===== Extracted records =====
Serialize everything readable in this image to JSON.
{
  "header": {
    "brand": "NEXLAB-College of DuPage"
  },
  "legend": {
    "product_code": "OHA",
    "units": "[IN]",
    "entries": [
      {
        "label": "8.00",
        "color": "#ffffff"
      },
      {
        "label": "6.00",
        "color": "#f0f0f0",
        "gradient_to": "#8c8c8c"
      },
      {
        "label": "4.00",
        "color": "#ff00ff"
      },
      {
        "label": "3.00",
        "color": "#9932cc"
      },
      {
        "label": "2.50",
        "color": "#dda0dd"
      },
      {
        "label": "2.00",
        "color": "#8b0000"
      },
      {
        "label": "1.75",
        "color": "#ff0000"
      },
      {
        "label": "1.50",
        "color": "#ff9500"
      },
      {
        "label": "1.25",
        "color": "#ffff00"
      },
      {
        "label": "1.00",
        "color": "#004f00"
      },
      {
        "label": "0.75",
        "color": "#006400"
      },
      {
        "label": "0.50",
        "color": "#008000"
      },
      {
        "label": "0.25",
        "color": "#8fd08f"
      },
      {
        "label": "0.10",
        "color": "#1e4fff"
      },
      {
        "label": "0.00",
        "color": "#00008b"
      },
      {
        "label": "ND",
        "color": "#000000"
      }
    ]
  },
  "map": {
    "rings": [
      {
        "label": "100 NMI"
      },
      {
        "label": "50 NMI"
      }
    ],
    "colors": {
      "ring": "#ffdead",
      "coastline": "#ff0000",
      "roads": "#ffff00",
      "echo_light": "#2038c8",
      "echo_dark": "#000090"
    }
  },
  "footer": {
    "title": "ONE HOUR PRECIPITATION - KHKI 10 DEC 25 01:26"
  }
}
=====
■ **Problem details**: Every record above needs to be repeated word for word.

■ **Complete answer**:
Serialize everything readable in this image to JSON.
{
  "header": {
    "brand": "NEXLAB-College of DuPage"
  },
  "legend": {
    "product_code": "OHA",
    "units": "[IN]",
    "entries": [
      {
        "label": "8.00",
        "color": "#ffffff"
      },
      {
        "label": "6.00",
        "color": "#f0f0f0",
        "gradient_to": "#8c8c8c"
      },
      {
        "label": "4.00",
        "color": "#ff00ff"
      },
      {
        "label": "3.00",
        "color": "#9932cc"
      },
      {
        "label": "2.50",
        "color": "#dda0dd"
      },
      {
        "label": "2.00",
        "color": "#8b0000"
      },
      {
        "label": "1.75",
        "color": "#ff0000"
      },
      {
        "label": "1.50",
        "color": "#ff9500"
      },
      {
        "label": "1.25",
        "color": "#ffff00"
      },
      {
        "label": "1.00",
        "color": "#004f00"
      },
      {
        "label": "0.75",
        "color": "#006400"
      },
      {
        "label": "0.50",
        "color": "#008000"
      },
      {
        "label": "0.25",
        "color": "#8fd08f"
      },
      {
        "label": "0.10",
        "color": "#1e4fff"
      },
      {
        "label": "0.00",
        "color": "#00008b"
      },
      {
        "label": "ND",
        "color": "#000000"
      }
    ]
  },
  "map": {
    "rings": [
      {
        "label": "100 NMI"
      },
      {
        "label": "50 NMI"
      }
    ],
    "colors": {
      "ring": "#ffdead",
      "coastline": "#ff0000",
      "roads": "#ffff00",
      "echo_light": "#2038c8",
      "echo_dark": "#000090"
    }
  },
  "footer": {
    "title": "ONE HOUR PRECIPITATION - KHKI 10 DEC 25 01:26"
  }
}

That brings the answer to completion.